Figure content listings

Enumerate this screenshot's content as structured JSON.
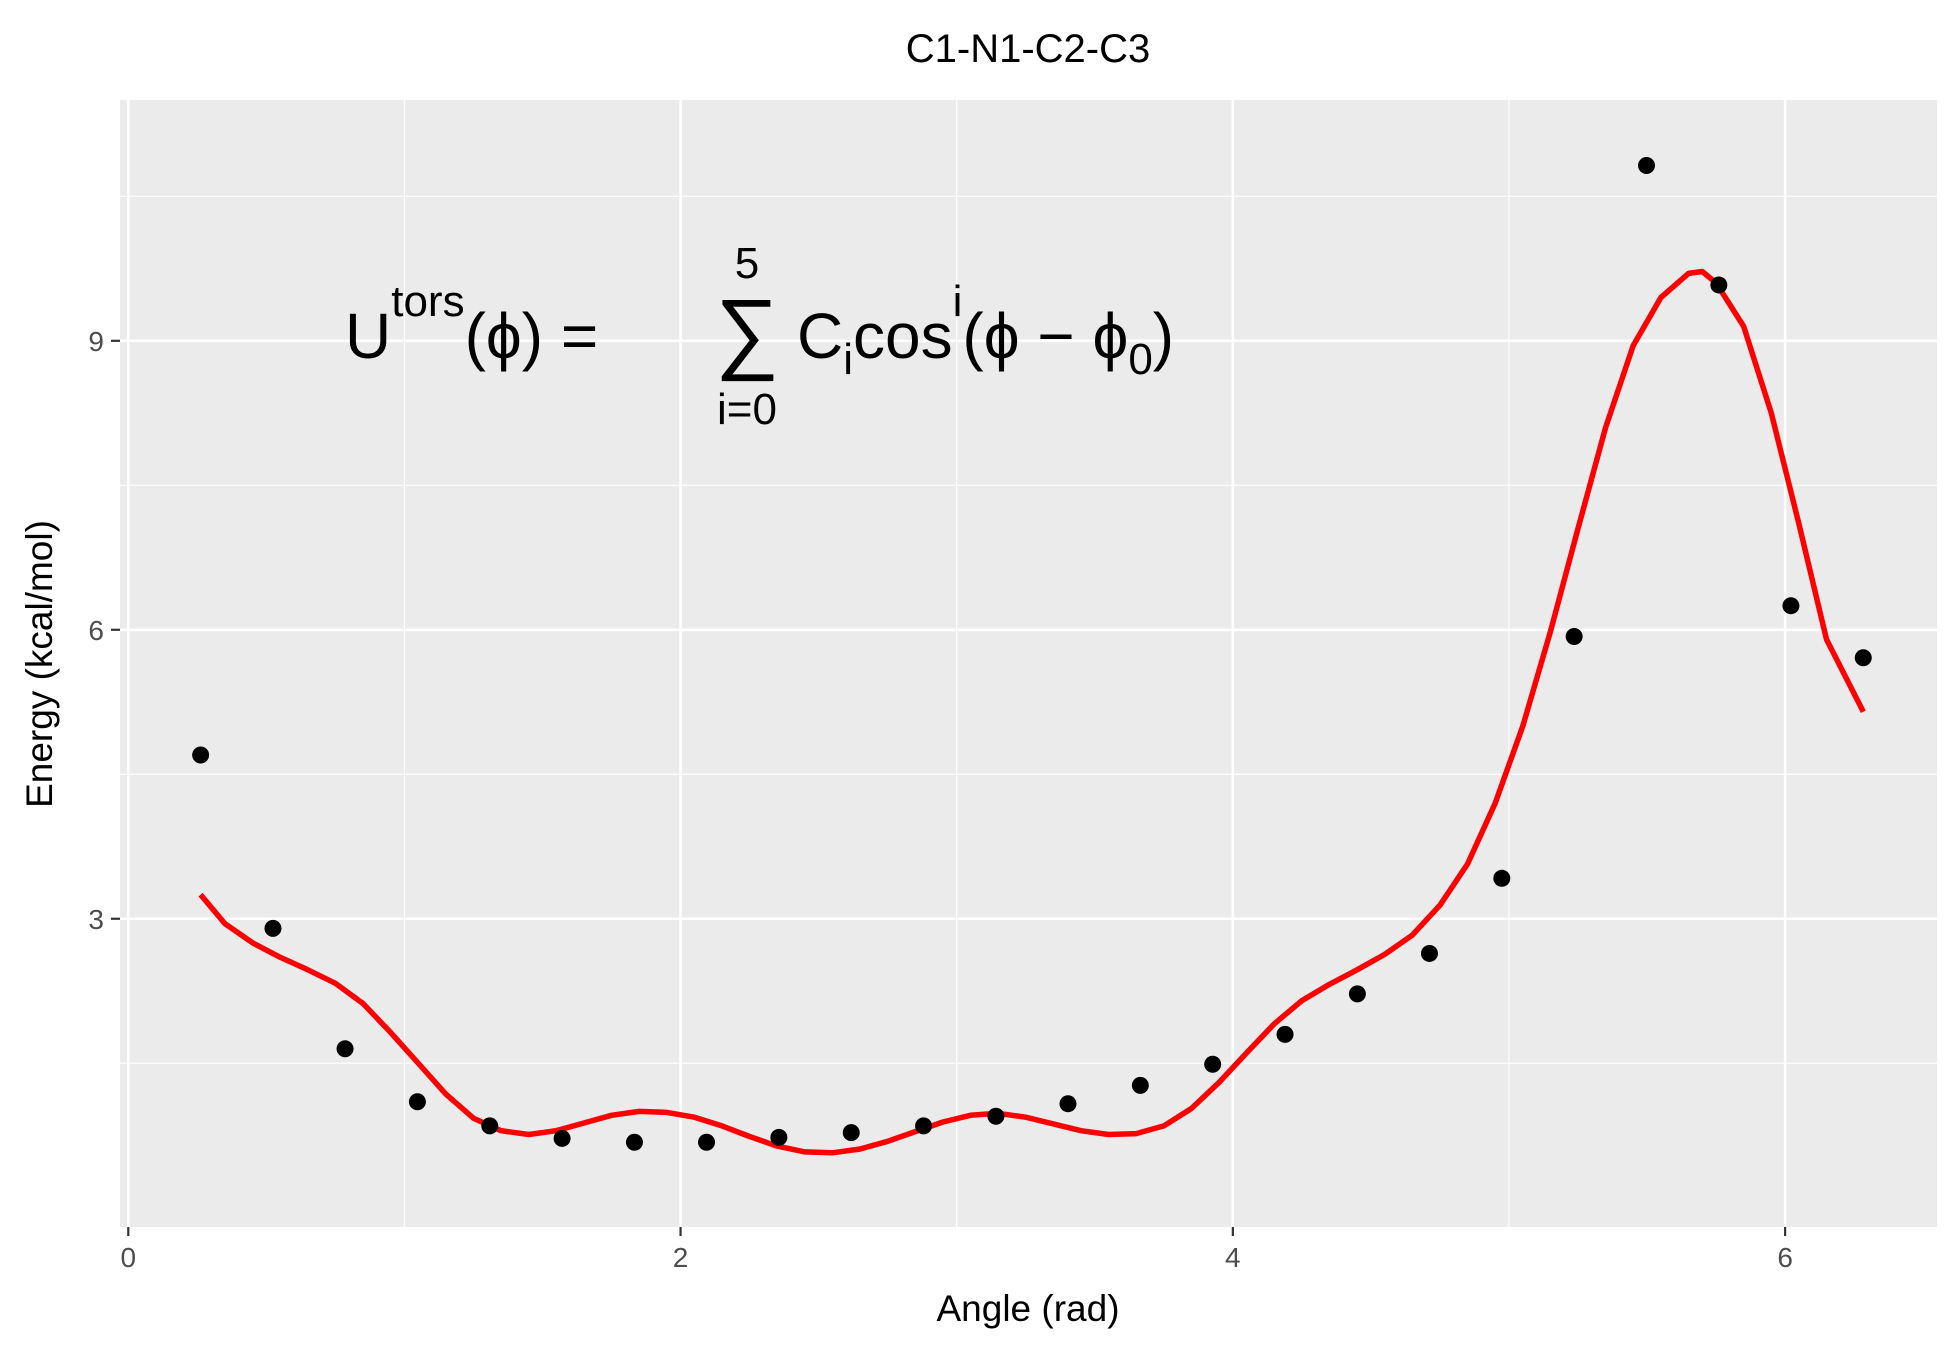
{
  "chart_data": {
    "type": "scatter",
    "title": "C1-N1-C2-C3",
    "xlabel": "Angle (rad)",
    "ylabel": "Energy (kcal/mol)",
    "xlim": [
      -0.03,
      6.55
    ],
    "ylim": [
      -0.2,
      11.5
    ],
    "x_ticks": [
      0,
      2,
      4,
      6
    ],
    "x_tick_labels": [
      "0",
      "2",
      "4",
      "6"
    ],
    "y_ticks": [
      3,
      6,
      9
    ],
    "y_tick_labels": [
      "3",
      "6",
      "9"
    ],
    "grid": true,
    "background": "#ebebeb",
    "grid_color": "#ffffff",
    "legend": "none",
    "series": [
      {
        "type": "scatter",
        "color": "#000000",
        "x": [
          0.262,
          0.524,
          0.785,
          1.047,
          1.309,
          1.571,
          1.833,
          2.094,
          2.356,
          2.618,
          2.88,
          3.142,
          3.403,
          3.665,
          3.927,
          4.189,
          4.451,
          4.712,
          4.974,
          5.236,
          5.498,
          5.76,
          6.021,
          6.283
        ],
        "y": [
          4.7,
          2.9,
          1.65,
          1.1,
          0.85,
          0.72,
          0.68,
          0.68,
          0.73,
          0.78,
          0.85,
          0.95,
          1.08,
          1.27,
          1.49,
          1.8,
          2.22,
          2.64,
          3.42,
          5.93,
          10.82,
          9.58,
          6.25,
          5.71
        ]
      },
      {
        "type": "line",
        "color": "#ff0000",
        "x": [
          0.262,
          0.35,
          0.45,
          0.55,
          0.65,
          0.75,
          0.85,
          0.95,
          1.05,
          1.15,
          1.25,
          1.35,
          1.45,
          1.55,
          1.65,
          1.75,
          1.85,
          1.95,
          2.05,
          2.15,
          2.25,
          2.35,
          2.45,
          2.55,
          2.65,
          2.75,
          2.85,
          2.95,
          3.05,
          3.15,
          3.25,
          3.35,
          3.45,
          3.55,
          3.65,
          3.75,
          3.85,
          3.95,
          4.05,
          4.15,
          4.25,
          4.35,
          4.45,
          4.55,
          4.65,
          4.75,
          4.85,
          4.95,
          5.05,
          5.15,
          5.25,
          5.35,
          5.45,
          5.55,
          5.65,
          5.7,
          5.75,
          5.85,
          5.95,
          6.05,
          6.15,
          6.283
        ],
        "y": [
          3.25,
          2.95,
          2.75,
          2.6,
          2.47,
          2.33,
          2.12,
          1.82,
          1.5,
          1.18,
          0.93,
          0.8,
          0.76,
          0.8,
          0.88,
          0.96,
          1.0,
          0.99,
          0.94,
          0.85,
          0.74,
          0.64,
          0.58,
          0.57,
          0.61,
          0.69,
          0.79,
          0.89,
          0.96,
          0.98,
          0.94,
          0.87,
          0.8,
          0.76,
          0.77,
          0.85,
          1.03,
          1.3,
          1.61,
          1.91,
          2.15,
          2.32,
          2.47,
          2.63,
          2.83,
          3.14,
          3.57,
          4.2,
          5.0,
          5.98,
          7.05,
          8.1,
          8.95,
          9.45,
          9.7,
          9.72,
          9.6,
          9.15,
          8.25,
          7.1,
          5.9,
          5.15
        ]
      }
    ]
  },
  "annotation": {
    "main": "U",
    "sup_tors": "tors",
    "arg": "(ϕ) = ",
    "sum_sign": "∑",
    "sum_upper": "5",
    "sum_lower": "i=0",
    "coef": "C",
    "coef_sub": "i",
    "cos": "cos",
    "cos_sup": "i",
    "rest_open": "(ϕ − ϕ",
    "phi_sub": "0",
    "rest_close": ")"
  }
}
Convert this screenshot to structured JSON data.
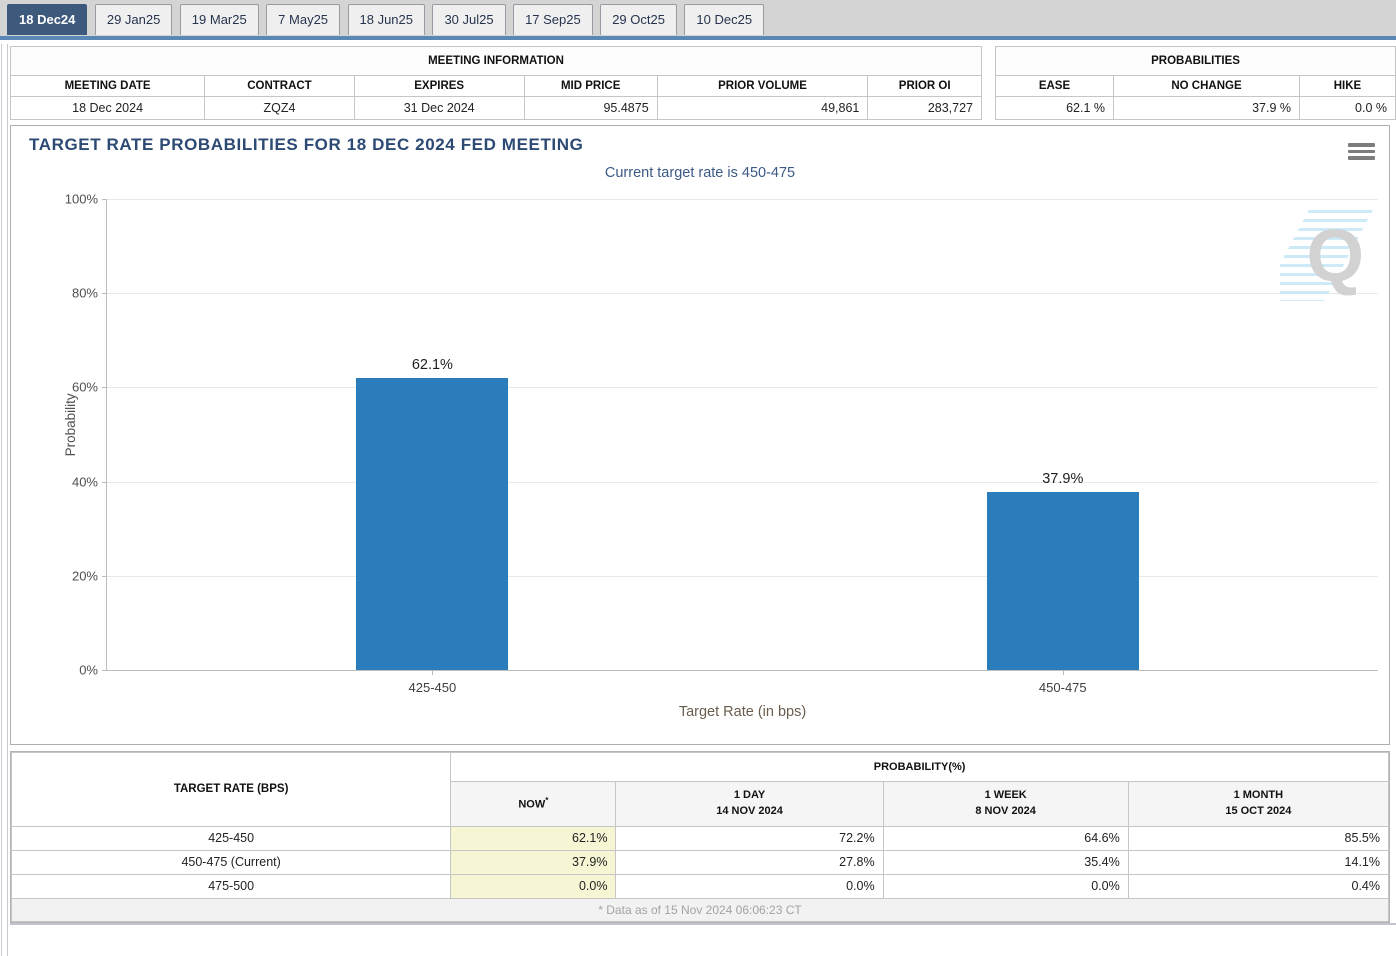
{
  "tabs": [
    {
      "label": "18 Dec24",
      "active": true
    },
    {
      "label": "29 Jan25",
      "active": false
    },
    {
      "label": "19 Mar25",
      "active": false
    },
    {
      "label": "7 May25",
      "active": false
    },
    {
      "label": "18 Jun25",
      "active": false
    },
    {
      "label": "30 Jul25",
      "active": false
    },
    {
      "label": "17 Sep25",
      "active": false
    },
    {
      "label": "29 Oct25",
      "active": false
    },
    {
      "label": "10 Dec25",
      "active": false
    }
  ],
  "meeting_information": {
    "title": "MEETING INFORMATION",
    "columns": [
      "MEETING DATE",
      "CONTRACT",
      "EXPIRES",
      "MID PRICE",
      "PRIOR VOLUME",
      "PRIOR OI"
    ],
    "row": [
      "18 Dec 2024",
      "ZQZ4",
      "31 Dec 2024",
      "95.4875",
      "49,861",
      "283,727"
    ]
  },
  "probabilities": {
    "title": "PROBABILITIES",
    "columns": [
      "EASE",
      "NO CHANGE",
      "HIKE"
    ],
    "row": [
      "62.1 %",
      "37.9 %",
      "0.0 %"
    ]
  },
  "chart": {
    "title": "TARGET RATE PROBABILITIES FOR 18 DEC 2024 FED MEETING",
    "subtitle": "Current target rate is 450-475",
    "watermark_letter": "Q"
  },
  "chart_data": {
    "type": "bar",
    "title": "TARGET RATE PROBABILITIES FOR 18 DEC 2024 FED MEETING",
    "subtitle": "Current target rate is 450-475",
    "categories": [
      "425-450",
      "450-475"
    ],
    "values": [
      62.1,
      37.9
    ],
    "value_labels": [
      "62.1%",
      "37.9%"
    ],
    "xlabel": "Target Rate (in bps)",
    "ylabel": "Probability",
    "ylim": [
      0,
      100
    ],
    "yticks": [
      "0%",
      "20%",
      "40%",
      "60%",
      "80%",
      "100%"
    ],
    "grid": true,
    "legend": false,
    "bar_color": "#2a7cba"
  },
  "probability_table": {
    "corner_header": "TARGET RATE (BPS)",
    "group_header": "PROBABILITY(%)",
    "columns": [
      {
        "label": "NOW",
        "sup": "*"
      },
      {
        "label": "1 DAY",
        "date": "14 NOV 2024"
      },
      {
        "label": "1 WEEK",
        "date": "8 NOV 2024"
      },
      {
        "label": "1 MONTH",
        "date": "15 OCT 2024"
      }
    ],
    "rows": [
      {
        "label": "425-450",
        "values": [
          "62.1%",
          "72.2%",
          "64.6%",
          "85.5%"
        ]
      },
      {
        "label": "450-475 (Current)",
        "values": [
          "37.9%",
          "27.8%",
          "35.4%",
          "14.1%"
        ]
      },
      {
        "label": "475-500",
        "values": [
          "0.0%",
          "0.0%",
          "0.0%",
          "0.4%"
        ]
      }
    ],
    "footnote": "* Data as of 15 Nov 2024 06:06:23 CT"
  },
  "colors": {
    "bar": "#2a7cba",
    "active_tab_bg": "#3d5a7c",
    "tab_underline": "#5b87b7",
    "now_highlight": "#f6f6d5",
    "title_text": "#2c4a73"
  }
}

• [Problem to work on]: Output, exactly, all the records above; include no pictures.

• [Answer]:
Enumerate this screenshot's content as structured JSON.
{
  "chart_data": {
    "type": "scatter",
    "title": "C1-N1-C2-C3",
    "xlabel": "Angle (rad)",
    "ylabel": "Energy (kcal/mol)",
    "xlim": [
      -0.03,
      6.55
    ],
    "ylim": [
      -0.2,
      11.5
    ],
    "x_ticks": [
      0,
      2,
      4,
      6
    ],
    "x_tick_labels": [
      "0",
      "2",
      "4",
      "6"
    ],
    "y_ticks": [
      3,
      6,
      9
    ],
    "y_tick_labels": [
      "3",
      "6",
      "9"
    ],
    "grid": true,
    "background": "#ebebeb",
    "grid_color": "#ffffff",
    "legend": "none",
    "series": [
      {
        "type": "scatter",
        "color": "#000000",
        "x": [
          0.262,
          0.524,
          0.785,
          1.047,
          1.309,
          1.571,
          1.833,
          2.094,
          2.356,
          2.618,
          2.88,
          3.142,
          3.403,
          3.665,
          3.927,
          4.189,
          4.451,
          4.712,
          4.974,
          5.236,
          5.498,
          5.76,
          6.021,
          6.283
        ],
        "y": [
          4.7,
          2.9,
          1.65,
          1.1,
          0.85,
          0.72,
          0.68,
          0.68,
          0.73,
          0.78,
          0.85,
          0.95,
          1.08,
          1.27,
          1.49,
          1.8,
          2.22,
          2.64,
          3.42,
          5.93,
          10.82,
          9.58,
          6.25,
          5.71
        ]
      },
      {
        "type": "line",
        "color": "#ff0000",
        "x": [
          0.262,
          0.35,
          0.45,
          0.55,
          0.65,
          0.75,
          0.85,
          0.95,
          1.05,
          1.15,
          1.25,
          1.35,
          1.45,
          1.55,
          1.65,
          1.75,
          1.85,
          1.95,
          2.05,
          2.15,
          2.25,
          2.35,
          2.45,
          2.55,
          2.65,
          2.75,
          2.85,
          2.95,
          3.05,
          3.15,
          3.25,
          3.35,
          3.45,
          3.55,
          3.65,
          3.75,
          3.85,
          3.95,
          4.05,
          4.15,
          4.25,
          4.35,
          4.45,
          4.55,
          4.65,
          4.75,
          4.85,
          4.95,
          5.05,
          5.15,
          5.25,
          5.35,
          5.45,
          5.55,
          5.65,
          5.7,
          5.75,
          5.85,
          5.95,
          6.05,
          6.15,
          6.283
        ],
        "y": [
          3.25,
          2.95,
          2.75,
          2.6,
          2.47,
          2.33,
          2.12,
          1.82,
          1.5,
          1.18,
          0.93,
          0.8,
          0.76,
          0.8,
          0.88,
          0.96,
          1.0,
          0.99,
          0.94,
          0.85,
          0.74,
          0.64,
          0.58,
          0.57,
          0.61,
          0.69,
          0.79,
          0.89,
          0.96,
          0.98,
          0.94,
          0.87,
          0.8,
          0.76,
          0.77,
          0.85,
          1.03,
          1.3,
          1.61,
          1.91,
          2.15,
          2.32,
          2.47,
          2.63,
          2.83,
          3.14,
          3.57,
          4.2,
          5.0,
          5.98,
          7.05,
          8.1,
          8.95,
          9.45,
          9.7,
          9.72,
          9.6,
          9.15,
          8.25,
          7.1,
          5.9,
          5.15
        ]
      }
    ]
  },
  "annotation": {
    "main": "U",
    "sup_tors": "tors",
    "arg": "(ϕ) = ",
    "sum_sign": "∑",
    "sum_upper": "5",
    "sum_lower": "i=0",
    "coef": "C",
    "coef_sub": "i",
    "cos": "cos",
    "cos_sup": "i",
    "rest_open": "(ϕ − ϕ",
    "phi_sub": "0",
    "rest_close": ")"
  }
}
Convert this screenshot to structured JSON data.
{
  "tabs": [
    {
      "label": "18 Dec24",
      "active": true
    },
    {
      "label": "29 Jan25",
      "active": false
    },
    {
      "label": "19 Mar25",
      "active": false
    },
    {
      "label": "7 May25",
      "active": false
    },
    {
      "label": "18 Jun25",
      "active": false
    },
    {
      "label": "30 Jul25",
      "active": false
    },
    {
      "label": "17 Sep25",
      "active": false
    },
    {
      "label": "29 Oct25",
      "active": false
    },
    {
      "label": "10 Dec25",
      "active": false
    }
  ],
  "meeting_information": {
    "title": "MEETING INFORMATION",
    "columns": [
      "MEETING DATE",
      "CONTRACT",
      "EXPIRES",
      "MID PRICE",
      "PRIOR VOLUME",
      "PRIOR OI"
    ],
    "row": [
      "18 Dec 2024",
      "ZQZ4",
      "31 Dec 2024",
      "95.4875",
      "49,861",
      "283,727"
    ]
  },
  "probabilities": {
    "title": "PROBABILITIES",
    "columns": [
      "EASE",
      "NO CHANGE",
      "HIKE"
    ],
    "row": [
      "62.1 %",
      "37.9 %",
      "0.0 %"
    ]
  },
  "chart": {
    "title": "TARGET RATE PROBABILITIES FOR 18 DEC 2024 FED MEETING",
    "subtitle": "Current target rate is 450-475",
    "watermark_letter": "Q"
  },
  "chart_data": {
    "type": "bar",
    "title": "TARGET RATE PROBABILITIES FOR 18 DEC 2024 FED MEETING",
    "subtitle": "Current target rate is 450-475",
    "categories": [
      "425-450",
      "450-475"
    ],
    "values": [
      62.1,
      37.9
    ],
    "value_labels": [
      "62.1%",
      "37.9%"
    ],
    "xlabel": "Target Rate (in bps)",
    "ylabel": "Probability",
    "ylim": [
      0,
      100
    ],
    "yticks": [
      "0%",
      "20%",
      "40%",
      "60%",
      "80%",
      "100%"
    ],
    "grid": true,
    "legend": false,
    "bar_color": "#2a7cba"
  },
  "probability_table": {
    "corner_header": "TARGET RATE (BPS)",
    "group_header": "PROBABILITY(%)",
    "columns": [
      {
        "label": "NOW",
        "sup": "*"
      },
      {
        "label": "1 DAY",
        "date": "14 NOV 2024"
      },
      {
        "label": "1 WEEK",
        "date": "8 NOV 2024"
      },
      {
        "label": "1 MONTH",
        "date": "15 OCT 2024"
      }
    ],
    "rows": [
      {
        "label": "425-450",
        "values": [
          "62.1%",
          "72.2%",
          "64.6%",
          "85.5%"
        ]
      },
      {
        "label": "450-475 (Current)",
        "values": [
          "37.9%",
          "27.8%",
          "35.4%",
          "14.1%"
        ]
      },
      {
        "label": "475-500",
        "values": [
          "0.0%",
          "0.0%",
          "0.0%",
          "0.4%"
        ]
      }
    ],
    "footnote": "* Data as of 15 Nov 2024 06:06:23 CT"
  },
  "colors": {
    "bar": "#2a7cba",
    "active_tab_bg": "#3d5a7c",
    "tab_underline": "#5b87b7",
    "now_highlight": "#f6f6d5",
    "title_text": "#2c4a73"
  }
}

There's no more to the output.